== Your goal ==
Look through the records and copy each line with the string "what" in it.

[Document page records]
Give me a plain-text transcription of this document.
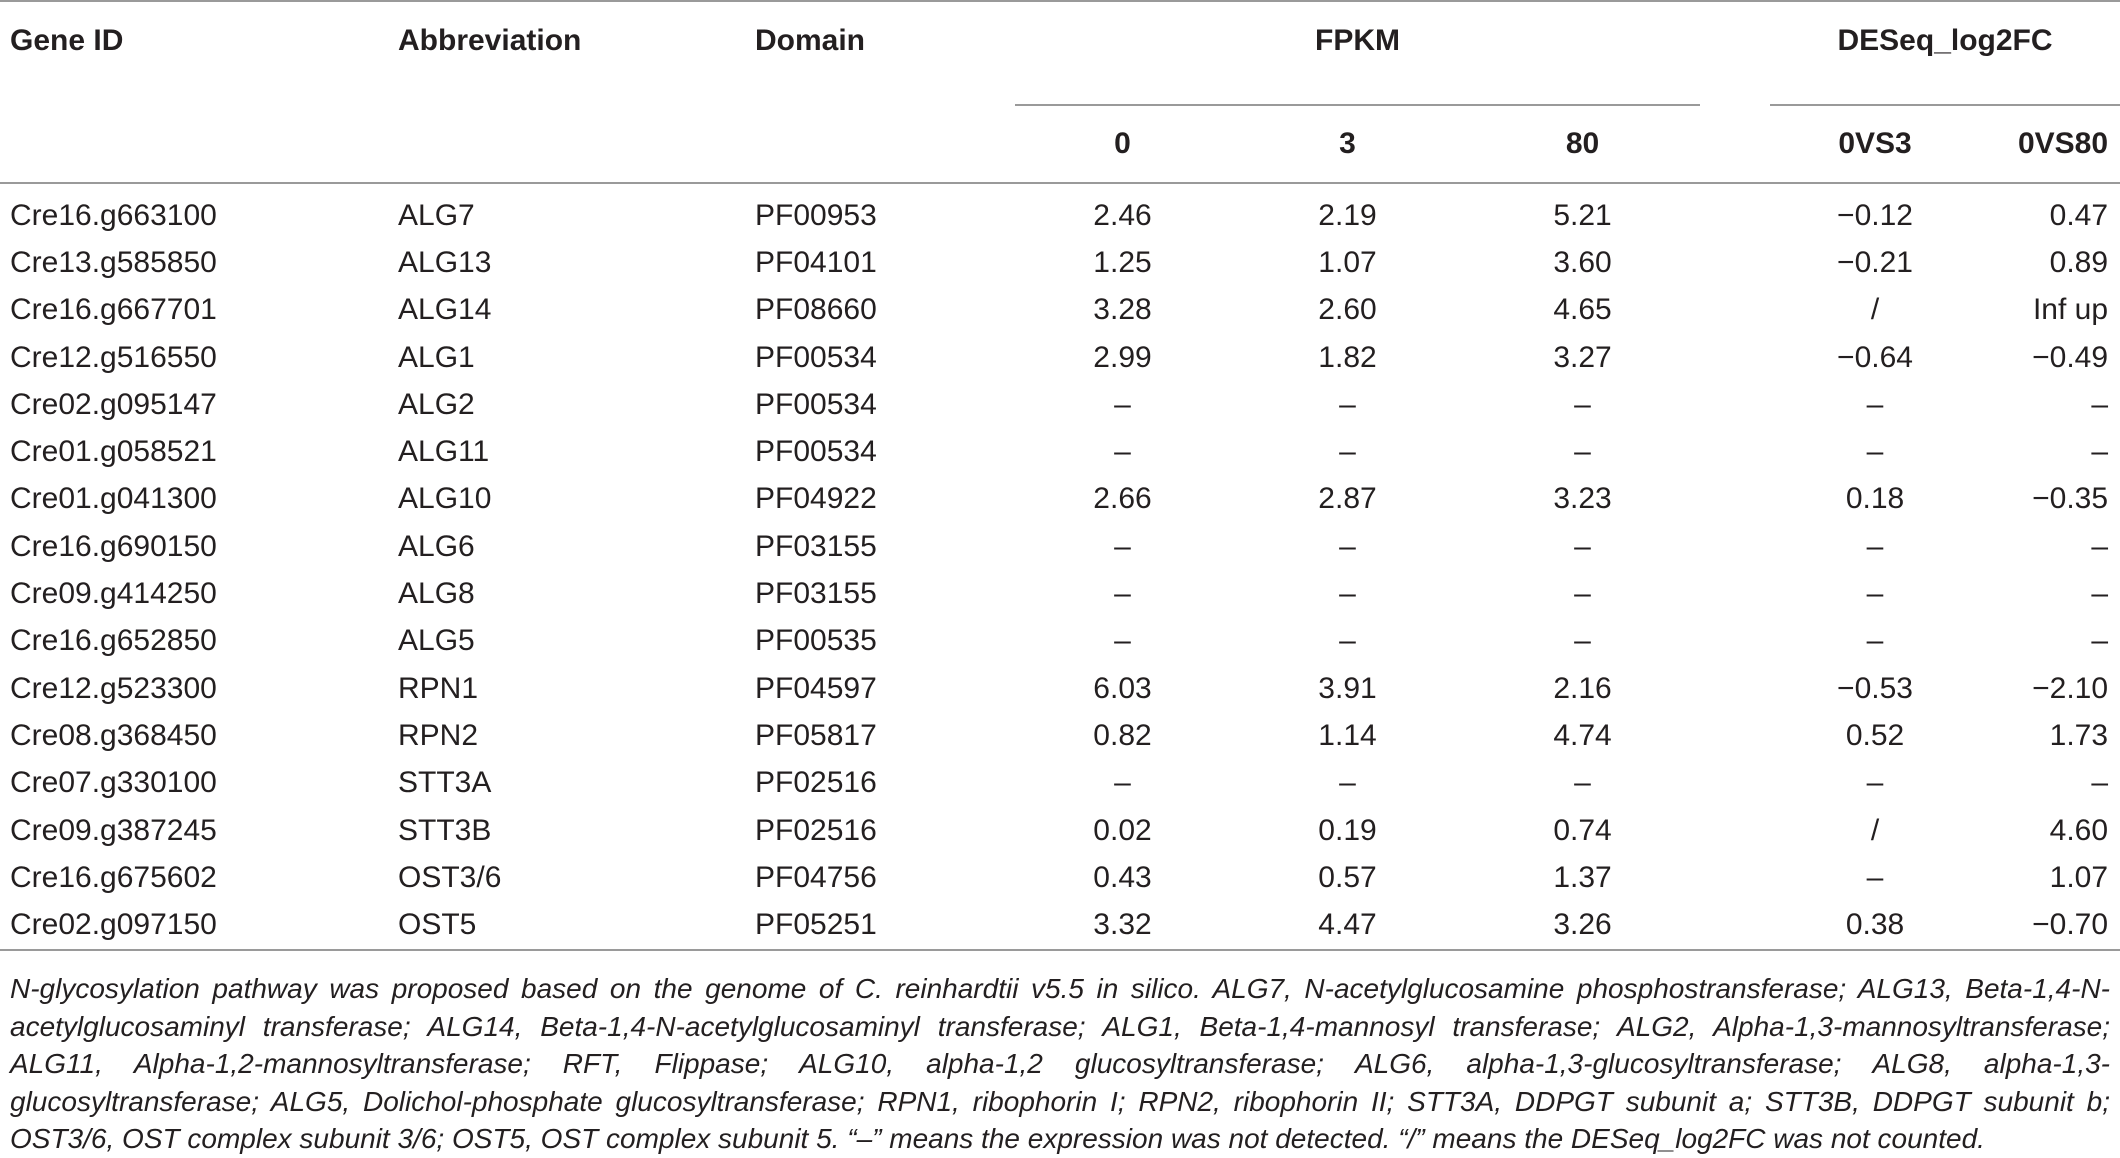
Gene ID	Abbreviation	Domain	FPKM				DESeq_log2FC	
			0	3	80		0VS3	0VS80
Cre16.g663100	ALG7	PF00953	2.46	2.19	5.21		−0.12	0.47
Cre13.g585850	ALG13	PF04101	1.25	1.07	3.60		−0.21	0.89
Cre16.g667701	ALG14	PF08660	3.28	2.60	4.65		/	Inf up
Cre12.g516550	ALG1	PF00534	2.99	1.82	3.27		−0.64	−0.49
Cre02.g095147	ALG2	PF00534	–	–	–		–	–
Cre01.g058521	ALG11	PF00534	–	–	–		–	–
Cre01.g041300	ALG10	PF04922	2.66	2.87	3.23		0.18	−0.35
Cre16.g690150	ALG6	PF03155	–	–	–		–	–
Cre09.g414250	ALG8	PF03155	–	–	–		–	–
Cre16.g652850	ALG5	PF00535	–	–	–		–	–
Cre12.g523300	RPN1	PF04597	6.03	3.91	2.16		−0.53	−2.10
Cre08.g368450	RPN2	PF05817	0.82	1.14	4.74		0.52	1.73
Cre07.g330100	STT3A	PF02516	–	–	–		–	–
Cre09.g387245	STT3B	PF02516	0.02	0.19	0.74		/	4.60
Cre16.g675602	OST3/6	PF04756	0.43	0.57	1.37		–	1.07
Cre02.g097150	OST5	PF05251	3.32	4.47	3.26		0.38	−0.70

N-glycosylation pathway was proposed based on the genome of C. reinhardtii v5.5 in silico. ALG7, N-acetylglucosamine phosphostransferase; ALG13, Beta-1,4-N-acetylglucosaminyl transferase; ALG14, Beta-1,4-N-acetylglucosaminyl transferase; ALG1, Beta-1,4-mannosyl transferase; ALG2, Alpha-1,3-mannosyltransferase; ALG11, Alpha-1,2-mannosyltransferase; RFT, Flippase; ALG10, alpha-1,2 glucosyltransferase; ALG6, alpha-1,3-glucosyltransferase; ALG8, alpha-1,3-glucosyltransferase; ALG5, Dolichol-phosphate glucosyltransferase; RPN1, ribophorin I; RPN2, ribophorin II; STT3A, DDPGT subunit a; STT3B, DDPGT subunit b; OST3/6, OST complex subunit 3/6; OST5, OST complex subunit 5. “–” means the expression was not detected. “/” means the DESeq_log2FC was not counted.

---

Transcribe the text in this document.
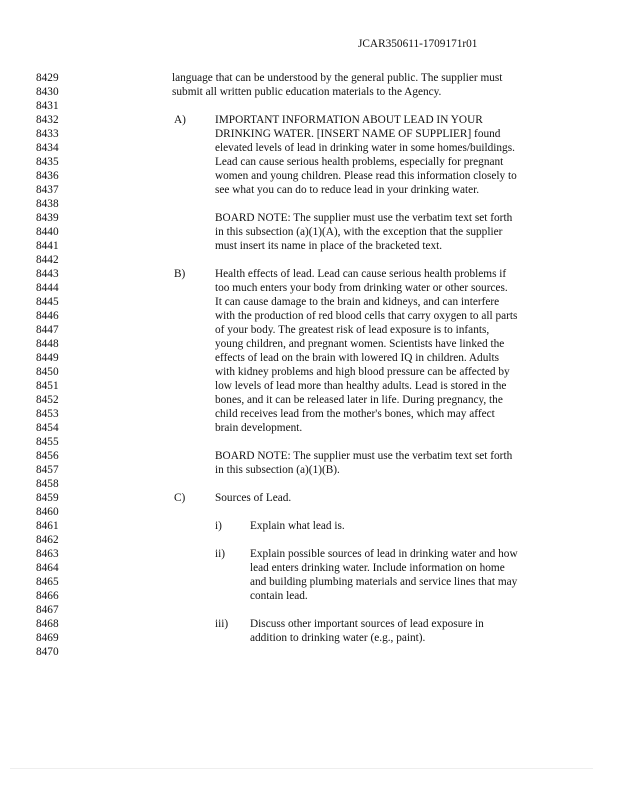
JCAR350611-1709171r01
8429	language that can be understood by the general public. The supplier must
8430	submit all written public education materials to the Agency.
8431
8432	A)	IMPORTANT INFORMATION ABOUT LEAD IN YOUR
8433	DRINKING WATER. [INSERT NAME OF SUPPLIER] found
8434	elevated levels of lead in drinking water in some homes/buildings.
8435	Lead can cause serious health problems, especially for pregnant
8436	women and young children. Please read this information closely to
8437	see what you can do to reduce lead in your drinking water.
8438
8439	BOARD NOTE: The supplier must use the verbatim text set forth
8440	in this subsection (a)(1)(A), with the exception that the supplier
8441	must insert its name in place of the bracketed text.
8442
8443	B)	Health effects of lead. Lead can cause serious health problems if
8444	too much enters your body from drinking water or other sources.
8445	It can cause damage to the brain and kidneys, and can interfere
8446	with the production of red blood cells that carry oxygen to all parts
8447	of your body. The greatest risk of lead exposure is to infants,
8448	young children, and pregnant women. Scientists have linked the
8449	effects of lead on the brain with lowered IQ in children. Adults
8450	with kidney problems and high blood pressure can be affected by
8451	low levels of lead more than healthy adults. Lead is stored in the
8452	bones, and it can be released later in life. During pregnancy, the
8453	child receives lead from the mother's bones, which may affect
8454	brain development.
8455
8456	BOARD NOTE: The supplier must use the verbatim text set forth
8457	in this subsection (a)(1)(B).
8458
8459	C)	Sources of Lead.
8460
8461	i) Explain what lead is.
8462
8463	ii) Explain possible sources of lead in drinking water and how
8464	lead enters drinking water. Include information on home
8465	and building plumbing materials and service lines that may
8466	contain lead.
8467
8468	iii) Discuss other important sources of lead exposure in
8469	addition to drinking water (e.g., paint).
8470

== Result of the exercise ==
8437	see what you can do to reduce lead in your drinking water.
8461	i) Explain what lead is.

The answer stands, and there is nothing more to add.